:: Task input ::
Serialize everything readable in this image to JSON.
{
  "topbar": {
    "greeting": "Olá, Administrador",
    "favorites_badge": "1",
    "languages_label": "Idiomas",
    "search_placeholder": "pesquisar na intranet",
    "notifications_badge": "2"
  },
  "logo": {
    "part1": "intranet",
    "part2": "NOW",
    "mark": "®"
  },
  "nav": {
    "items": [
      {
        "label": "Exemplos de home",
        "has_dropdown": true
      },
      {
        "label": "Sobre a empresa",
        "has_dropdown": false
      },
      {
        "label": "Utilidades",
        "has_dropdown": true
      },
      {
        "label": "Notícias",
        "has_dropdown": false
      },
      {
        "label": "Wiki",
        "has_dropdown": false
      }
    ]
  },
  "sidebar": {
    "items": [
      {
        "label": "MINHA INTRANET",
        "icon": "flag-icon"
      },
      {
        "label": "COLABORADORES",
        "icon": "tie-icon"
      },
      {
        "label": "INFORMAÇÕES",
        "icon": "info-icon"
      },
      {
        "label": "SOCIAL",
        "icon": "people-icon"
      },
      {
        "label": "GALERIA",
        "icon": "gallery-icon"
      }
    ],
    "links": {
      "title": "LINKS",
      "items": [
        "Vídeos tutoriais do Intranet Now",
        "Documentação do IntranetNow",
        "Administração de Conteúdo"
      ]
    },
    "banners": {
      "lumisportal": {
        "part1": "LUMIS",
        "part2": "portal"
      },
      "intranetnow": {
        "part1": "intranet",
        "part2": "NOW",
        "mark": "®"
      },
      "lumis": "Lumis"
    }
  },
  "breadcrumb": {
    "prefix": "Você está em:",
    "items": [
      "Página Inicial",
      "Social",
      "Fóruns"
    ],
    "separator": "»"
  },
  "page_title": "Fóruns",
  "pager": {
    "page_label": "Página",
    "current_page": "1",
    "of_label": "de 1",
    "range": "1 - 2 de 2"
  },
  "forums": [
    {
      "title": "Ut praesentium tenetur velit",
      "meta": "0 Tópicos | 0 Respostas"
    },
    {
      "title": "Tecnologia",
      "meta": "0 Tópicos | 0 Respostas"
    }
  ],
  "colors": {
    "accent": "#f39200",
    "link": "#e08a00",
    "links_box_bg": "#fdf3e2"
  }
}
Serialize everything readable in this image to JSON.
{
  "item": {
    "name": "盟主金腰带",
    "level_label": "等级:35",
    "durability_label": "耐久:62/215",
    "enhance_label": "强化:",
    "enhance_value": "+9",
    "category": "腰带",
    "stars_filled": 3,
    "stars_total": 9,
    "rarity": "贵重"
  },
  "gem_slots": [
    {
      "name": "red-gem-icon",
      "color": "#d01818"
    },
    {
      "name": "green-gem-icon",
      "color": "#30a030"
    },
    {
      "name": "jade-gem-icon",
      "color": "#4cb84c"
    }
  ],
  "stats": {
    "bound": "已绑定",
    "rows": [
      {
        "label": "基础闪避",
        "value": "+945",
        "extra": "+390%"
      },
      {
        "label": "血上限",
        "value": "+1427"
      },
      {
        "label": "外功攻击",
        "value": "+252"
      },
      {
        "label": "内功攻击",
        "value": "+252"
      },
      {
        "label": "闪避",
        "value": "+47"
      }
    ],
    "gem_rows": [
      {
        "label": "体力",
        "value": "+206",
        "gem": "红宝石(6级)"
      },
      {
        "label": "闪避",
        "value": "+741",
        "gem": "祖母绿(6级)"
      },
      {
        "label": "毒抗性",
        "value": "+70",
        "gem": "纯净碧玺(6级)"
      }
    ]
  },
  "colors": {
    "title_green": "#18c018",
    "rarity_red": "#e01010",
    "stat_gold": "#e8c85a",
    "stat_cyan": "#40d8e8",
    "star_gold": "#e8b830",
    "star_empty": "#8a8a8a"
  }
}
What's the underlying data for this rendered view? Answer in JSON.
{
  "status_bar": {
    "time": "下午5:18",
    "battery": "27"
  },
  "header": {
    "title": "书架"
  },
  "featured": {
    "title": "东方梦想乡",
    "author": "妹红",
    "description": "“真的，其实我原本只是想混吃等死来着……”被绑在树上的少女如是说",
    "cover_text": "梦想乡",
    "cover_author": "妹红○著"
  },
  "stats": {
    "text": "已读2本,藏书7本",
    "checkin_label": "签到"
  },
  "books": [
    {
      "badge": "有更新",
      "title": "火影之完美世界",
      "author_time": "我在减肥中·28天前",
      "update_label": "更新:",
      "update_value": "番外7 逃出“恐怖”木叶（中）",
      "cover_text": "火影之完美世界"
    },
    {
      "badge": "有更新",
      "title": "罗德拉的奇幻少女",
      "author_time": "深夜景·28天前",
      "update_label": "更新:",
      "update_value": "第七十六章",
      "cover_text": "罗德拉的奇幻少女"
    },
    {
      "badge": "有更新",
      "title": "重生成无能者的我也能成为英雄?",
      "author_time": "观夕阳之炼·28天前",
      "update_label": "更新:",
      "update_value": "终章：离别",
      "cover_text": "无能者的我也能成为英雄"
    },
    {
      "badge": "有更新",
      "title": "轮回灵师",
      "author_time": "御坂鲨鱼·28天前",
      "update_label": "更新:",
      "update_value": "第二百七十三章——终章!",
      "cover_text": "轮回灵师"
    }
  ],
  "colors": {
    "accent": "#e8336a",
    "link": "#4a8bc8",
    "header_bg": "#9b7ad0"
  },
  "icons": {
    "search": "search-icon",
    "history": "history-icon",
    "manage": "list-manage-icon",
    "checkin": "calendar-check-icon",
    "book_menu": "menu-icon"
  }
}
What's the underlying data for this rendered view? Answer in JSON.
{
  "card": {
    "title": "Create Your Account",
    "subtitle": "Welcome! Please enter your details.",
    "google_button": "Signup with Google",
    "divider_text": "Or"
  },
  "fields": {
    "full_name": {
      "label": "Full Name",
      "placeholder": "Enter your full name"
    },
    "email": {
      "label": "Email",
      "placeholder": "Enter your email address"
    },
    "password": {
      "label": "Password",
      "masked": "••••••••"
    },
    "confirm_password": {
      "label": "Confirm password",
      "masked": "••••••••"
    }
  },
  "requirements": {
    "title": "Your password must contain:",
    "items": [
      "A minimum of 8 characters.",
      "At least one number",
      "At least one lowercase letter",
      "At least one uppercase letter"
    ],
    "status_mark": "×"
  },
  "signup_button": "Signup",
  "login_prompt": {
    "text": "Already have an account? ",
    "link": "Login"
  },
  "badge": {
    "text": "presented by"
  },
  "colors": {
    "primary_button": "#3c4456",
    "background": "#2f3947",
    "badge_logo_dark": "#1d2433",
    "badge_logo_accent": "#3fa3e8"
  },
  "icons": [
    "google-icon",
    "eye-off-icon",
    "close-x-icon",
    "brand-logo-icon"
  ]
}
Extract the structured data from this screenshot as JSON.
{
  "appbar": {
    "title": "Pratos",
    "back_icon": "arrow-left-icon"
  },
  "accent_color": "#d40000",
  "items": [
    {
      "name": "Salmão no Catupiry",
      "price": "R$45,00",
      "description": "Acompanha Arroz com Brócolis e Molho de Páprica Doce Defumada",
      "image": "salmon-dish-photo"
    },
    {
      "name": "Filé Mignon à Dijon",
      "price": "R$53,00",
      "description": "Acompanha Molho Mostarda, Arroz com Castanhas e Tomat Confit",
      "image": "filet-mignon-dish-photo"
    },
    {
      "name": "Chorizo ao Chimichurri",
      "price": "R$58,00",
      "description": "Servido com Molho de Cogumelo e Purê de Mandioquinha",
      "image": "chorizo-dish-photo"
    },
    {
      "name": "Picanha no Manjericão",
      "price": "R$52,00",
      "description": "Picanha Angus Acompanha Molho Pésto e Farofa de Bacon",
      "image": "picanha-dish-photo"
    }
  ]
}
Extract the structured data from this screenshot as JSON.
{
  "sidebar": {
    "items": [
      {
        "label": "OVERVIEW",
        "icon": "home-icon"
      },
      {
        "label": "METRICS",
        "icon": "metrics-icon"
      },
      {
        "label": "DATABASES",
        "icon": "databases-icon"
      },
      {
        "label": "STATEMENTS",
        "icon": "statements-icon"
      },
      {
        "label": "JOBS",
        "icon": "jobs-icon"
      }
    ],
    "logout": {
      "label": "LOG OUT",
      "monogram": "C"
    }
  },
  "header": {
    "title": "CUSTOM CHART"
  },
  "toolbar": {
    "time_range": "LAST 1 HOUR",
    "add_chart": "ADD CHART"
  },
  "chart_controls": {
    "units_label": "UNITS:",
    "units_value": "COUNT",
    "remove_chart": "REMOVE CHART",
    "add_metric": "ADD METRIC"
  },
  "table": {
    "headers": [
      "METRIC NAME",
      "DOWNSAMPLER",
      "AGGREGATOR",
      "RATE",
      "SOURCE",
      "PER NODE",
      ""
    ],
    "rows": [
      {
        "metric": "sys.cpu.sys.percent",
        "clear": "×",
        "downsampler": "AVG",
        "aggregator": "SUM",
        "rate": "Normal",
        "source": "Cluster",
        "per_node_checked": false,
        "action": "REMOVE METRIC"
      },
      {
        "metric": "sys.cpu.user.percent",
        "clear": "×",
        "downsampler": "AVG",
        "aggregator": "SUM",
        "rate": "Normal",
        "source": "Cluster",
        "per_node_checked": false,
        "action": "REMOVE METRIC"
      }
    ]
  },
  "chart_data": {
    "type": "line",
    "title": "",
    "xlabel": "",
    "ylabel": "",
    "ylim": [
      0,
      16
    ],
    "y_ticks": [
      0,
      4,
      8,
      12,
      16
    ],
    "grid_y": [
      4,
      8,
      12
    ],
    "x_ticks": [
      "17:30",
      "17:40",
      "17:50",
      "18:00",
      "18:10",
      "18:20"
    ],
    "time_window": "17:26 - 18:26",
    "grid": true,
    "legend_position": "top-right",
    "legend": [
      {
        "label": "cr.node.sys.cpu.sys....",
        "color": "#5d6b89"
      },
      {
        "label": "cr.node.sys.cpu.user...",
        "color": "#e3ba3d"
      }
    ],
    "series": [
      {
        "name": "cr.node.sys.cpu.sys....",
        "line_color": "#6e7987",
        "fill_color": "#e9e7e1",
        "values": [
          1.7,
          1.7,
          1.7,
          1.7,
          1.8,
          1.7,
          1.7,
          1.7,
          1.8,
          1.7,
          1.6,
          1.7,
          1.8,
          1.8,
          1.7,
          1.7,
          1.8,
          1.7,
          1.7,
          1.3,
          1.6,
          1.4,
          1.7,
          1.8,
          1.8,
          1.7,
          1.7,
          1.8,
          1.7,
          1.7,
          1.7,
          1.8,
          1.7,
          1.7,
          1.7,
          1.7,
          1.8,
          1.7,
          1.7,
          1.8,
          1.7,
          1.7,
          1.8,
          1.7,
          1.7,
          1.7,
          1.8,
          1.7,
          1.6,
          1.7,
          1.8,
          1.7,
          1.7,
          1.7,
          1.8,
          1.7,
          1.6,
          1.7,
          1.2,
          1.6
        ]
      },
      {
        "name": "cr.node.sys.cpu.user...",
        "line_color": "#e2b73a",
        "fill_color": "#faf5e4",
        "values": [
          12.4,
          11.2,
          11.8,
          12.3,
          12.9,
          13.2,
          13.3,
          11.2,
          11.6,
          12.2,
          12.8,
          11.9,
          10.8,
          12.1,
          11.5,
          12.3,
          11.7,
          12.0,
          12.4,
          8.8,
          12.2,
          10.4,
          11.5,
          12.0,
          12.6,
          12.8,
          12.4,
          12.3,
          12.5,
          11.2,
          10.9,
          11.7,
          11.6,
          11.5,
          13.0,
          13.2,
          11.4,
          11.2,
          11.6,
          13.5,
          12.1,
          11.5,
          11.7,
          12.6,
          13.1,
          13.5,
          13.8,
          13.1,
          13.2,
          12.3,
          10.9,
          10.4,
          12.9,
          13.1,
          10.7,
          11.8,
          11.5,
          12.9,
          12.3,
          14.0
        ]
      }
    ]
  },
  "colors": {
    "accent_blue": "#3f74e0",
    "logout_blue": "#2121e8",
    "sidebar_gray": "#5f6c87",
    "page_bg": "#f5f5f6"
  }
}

:: Task to complete ::
Select and copy each line from the data that includes the word "Acompanha".

:: Task answer ::
      "description": "Acompanha Arroz com Brócolis e Molho de Páprica Doce Defumada",
      "description": "Acompanha Molho Mostarda, Arroz com Castanhas e Tomat Confit",
      "description": "Picanha Angus Acompanha Molho Pésto e Farofa de Bacon",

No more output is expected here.